_Input material:_
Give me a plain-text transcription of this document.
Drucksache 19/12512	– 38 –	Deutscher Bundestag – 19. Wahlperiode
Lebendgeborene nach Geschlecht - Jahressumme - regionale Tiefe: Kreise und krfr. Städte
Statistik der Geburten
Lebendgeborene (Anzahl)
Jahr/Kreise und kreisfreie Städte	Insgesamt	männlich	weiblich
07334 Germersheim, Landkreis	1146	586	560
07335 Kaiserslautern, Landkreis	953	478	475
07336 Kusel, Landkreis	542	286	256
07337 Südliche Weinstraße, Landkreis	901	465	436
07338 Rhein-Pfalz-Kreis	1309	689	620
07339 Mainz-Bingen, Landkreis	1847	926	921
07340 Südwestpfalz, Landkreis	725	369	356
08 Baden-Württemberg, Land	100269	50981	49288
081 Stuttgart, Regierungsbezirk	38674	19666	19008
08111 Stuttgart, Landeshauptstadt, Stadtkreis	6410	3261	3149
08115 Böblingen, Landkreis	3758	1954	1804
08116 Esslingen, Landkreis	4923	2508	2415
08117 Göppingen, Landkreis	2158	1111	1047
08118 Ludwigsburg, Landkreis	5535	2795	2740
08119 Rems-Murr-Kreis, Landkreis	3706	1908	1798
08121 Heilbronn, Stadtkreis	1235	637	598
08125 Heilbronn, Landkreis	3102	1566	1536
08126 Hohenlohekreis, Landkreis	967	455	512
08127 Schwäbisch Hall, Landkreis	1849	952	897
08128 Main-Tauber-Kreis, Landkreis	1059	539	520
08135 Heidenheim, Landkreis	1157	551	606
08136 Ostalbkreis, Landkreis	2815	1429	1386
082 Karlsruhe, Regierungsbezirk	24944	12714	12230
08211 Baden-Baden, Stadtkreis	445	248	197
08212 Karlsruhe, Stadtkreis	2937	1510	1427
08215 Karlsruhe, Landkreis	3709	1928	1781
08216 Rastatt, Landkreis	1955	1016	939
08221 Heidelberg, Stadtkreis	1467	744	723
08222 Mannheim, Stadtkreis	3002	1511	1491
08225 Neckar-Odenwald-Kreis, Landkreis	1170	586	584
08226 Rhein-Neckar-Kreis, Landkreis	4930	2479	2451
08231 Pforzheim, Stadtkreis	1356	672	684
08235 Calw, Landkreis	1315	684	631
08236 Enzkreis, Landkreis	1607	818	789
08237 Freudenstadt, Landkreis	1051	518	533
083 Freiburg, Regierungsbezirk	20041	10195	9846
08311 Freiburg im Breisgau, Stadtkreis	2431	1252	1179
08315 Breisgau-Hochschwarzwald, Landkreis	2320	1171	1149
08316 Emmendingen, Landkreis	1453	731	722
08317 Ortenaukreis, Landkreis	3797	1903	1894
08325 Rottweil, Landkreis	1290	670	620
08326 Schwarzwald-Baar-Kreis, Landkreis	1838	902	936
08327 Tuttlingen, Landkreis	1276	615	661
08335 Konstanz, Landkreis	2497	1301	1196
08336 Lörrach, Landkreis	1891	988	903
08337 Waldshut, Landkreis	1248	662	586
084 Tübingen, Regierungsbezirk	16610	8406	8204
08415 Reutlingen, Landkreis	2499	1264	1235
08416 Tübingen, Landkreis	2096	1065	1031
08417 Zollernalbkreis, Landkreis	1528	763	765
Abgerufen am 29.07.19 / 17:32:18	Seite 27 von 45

_Stated exercise:_ Each entry above is to be quoted exactly.

_Written answer:_
Give me a plain-text transcription of this document.
Drucksache 19/12512	– 38 –	Deutscher Bundestag – 19. Wahlperiode
Lebendgeborene nach Geschlecht - Jahressumme - regionale Tiefe: Kreise und krfr. Städte
Statistik der Geburten
Lebendgeborene (Anzahl)
Jahr/Kreise und kreisfreie Städte	Insgesamt	männlich	weiblich
07334 Germersheim, Landkreis	1146	586	560
07335 Kaiserslautern, Landkreis	953	478	475
07336 Kusel, Landkreis	542	286	256
07337 Südliche Weinstraße, Landkreis	901	465	436
07338 Rhein-Pfalz-Kreis	1309	689	620
07339 Mainz-Bingen, Landkreis	1847	926	921
07340 Südwestpfalz, Landkreis	725	369	356
08 Baden-Württemberg, Land	100269	50981	49288
081 Stuttgart, Regierungsbezirk	38674	19666	19008
08111 Stuttgart, Landeshauptstadt, Stadtkreis	6410	3261	3149
08115 Böblingen, Landkreis	3758	1954	1804
08116 Esslingen, Landkreis	4923	2508	2415
08117 Göppingen, Landkreis	2158	1111	1047
08118 Ludwigsburg, Landkreis	5535	2795	2740
08119 Rems-Murr-Kreis, Landkreis	3706	1908	1798
08121 Heilbronn, Stadtkreis	1235	637	598
08125 Heilbronn, Landkreis	3102	1566	1536
08126 Hohenlohekreis, Landkreis	967	455	512
08127 Schwäbisch Hall, Landkreis	1849	952	897
08128 Main-Tauber-Kreis, Landkreis	1059	539	520
08135 Heidenheim, Landkreis	1157	551	606
08136 Ostalbkreis, Landkreis	2815	1429	1386
082 Karlsruhe, Regierungsbezirk	24944	12714	12230
08211 Baden-Baden, Stadtkreis	445	248	197
08212 Karlsruhe, Stadtkreis	2937	1510	1427
08215 Karlsruhe, Landkreis	3709	1928	1781
08216 Rastatt, Landkreis	1955	1016	939
08221 Heidelberg, Stadtkreis	1467	744	723
08222 Mannheim, Stadtkreis	3002	1511	1491
08225 Neckar-Odenwald-Kreis, Landkreis	1170	586	584
08226 Rhein-Neckar-Kreis, Landkreis	4930	2479	2451
08231 Pforzheim, Stadtkreis	1356	672	684
08235 Calw, Landkreis	1315	684	631
08236 Enzkreis, Landkreis	1607	818	789
08237 Freudenstadt, Landkreis	1051	518	533
083 Freiburg, Regierungsbezirk	20041	10195	9846
08311 Freiburg im Breisgau, Stadtkreis	2431	1252	1179
08315 Breisgau-Hochschwarzwald, Landkreis	2320	1171	1149
08316 Emmendingen, Landkreis	1453	731	722
08317 Ortenaukreis, Landkreis	3797	1903	1894
08325 Rottweil, Landkreis	1290	670	620
08326 Schwarzwald-Baar-Kreis, Landkreis	1838	902	936
08327 Tuttlingen, Landkreis	1276	615	661
08335 Konstanz, Landkreis	2497	1301	1196
08336 Lörrach, Landkreis	1891	988	903
08337 Waldshut, Landkreis	1248	662	586
084 Tübingen, Regierungsbezirk	16610	8406	8204
08415 Reutlingen, Landkreis	2499	1264	1235
08416 Tübingen, Landkreis	2096	1065	1031
08417 Zollernalbkreis, Landkreis	1528	763	765
Abgerufen am 29.07.19 / 17:32:18	Seite 27 von 45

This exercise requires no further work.